# EXERCISE DIRECTIONS
Here are some records; return them all exactly.

# RAW RECORDS
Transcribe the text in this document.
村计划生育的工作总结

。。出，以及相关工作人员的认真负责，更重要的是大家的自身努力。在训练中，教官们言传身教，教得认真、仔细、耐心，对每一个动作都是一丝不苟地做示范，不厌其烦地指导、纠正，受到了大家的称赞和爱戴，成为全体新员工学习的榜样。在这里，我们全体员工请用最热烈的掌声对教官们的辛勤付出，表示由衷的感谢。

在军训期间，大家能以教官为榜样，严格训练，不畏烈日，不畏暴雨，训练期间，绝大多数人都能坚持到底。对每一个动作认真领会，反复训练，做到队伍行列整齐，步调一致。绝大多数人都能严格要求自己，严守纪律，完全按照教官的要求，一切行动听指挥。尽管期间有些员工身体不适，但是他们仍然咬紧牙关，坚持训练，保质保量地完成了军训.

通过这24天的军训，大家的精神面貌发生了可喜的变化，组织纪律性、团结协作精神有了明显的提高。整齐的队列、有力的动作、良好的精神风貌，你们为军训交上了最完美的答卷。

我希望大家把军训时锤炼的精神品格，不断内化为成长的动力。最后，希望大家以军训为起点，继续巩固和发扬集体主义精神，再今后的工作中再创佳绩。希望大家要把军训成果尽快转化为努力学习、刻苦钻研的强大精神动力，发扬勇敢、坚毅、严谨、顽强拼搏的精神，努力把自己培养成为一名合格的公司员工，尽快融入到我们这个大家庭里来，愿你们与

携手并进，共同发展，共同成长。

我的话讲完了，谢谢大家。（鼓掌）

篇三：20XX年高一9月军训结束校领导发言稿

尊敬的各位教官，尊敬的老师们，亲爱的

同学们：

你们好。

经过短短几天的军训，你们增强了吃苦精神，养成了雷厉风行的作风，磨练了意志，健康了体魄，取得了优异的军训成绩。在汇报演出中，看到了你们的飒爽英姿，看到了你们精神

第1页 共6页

# ANSWER TO THIS EXERCISE
Transcribe the text in this document.
村计划生育的工作总结

。。出，以及相关工作人员的认真负责，更重要的是大家的自身努力。在训练中，教官们言传身教，教得认真、仔细、耐心，对每一个动作都是一丝不苟地做示范，不厌其烦地指导、纠正，受到了大家的称赞和爱戴，成为全体新员工学习的榜样。在这里，我们全体员工请用最热烈的掌声对教官们的辛勤付出，表示由衷的感谢。

在军训期间，大家能以教官为榜样，严格训练，不畏烈日，不畏暴雨，训练期间，绝大多数人都能坚持到底。对每一个动作认真领会，反复训练，做到队伍行列整齐，步调一致。绝大多数人都能严格要求自己，严守纪律，完全按照教官的要求，一切行动听指挥。尽管期间有些员工身体不适，但是他们仍然咬紧牙关，坚持训练，保质保量地完成了军训.

通过这24天的军训，大家的精神面貌发生了可喜的变化，组织纪律性、团结协作精神有了明显的提高。整齐的队列、有力的动作、良好的精神风貌，你们为军训交上了最完美的答卷。

我希望大家把军训时锤炼的精神品格，不断内化为成长的动力。最后，希望大家以军训为起点，继续巩固和发扬集体主义精神，再今后的工作中再创佳绩。希望大家要把军训成果尽快转化为努力学习、刻苦钻研的强大精神动力，发扬勇敢、坚毅、严谨、顽强拼搏的精神，努力把自己培养成为一名合格的公司员工，尽快融入到我们这个大家庭里来，愿你们与

携手并进，共同发展，共同成长。

我的话讲完了，谢谢大家。（鼓掌）

篇三：20XX年高一9月军训结束校领导发言稿

尊敬的各位教官，尊敬的老师们，亲爱的

同学们：

你们好。

经过短短几天的军训，你们增强了吃苦精神，养成了雷厉风行的作风，磨练了意志，健康了体魄，取得了优异的军训成绩。在汇报演出中，看到了你们的飒爽英姿，看到了你们精神

第1页 共6页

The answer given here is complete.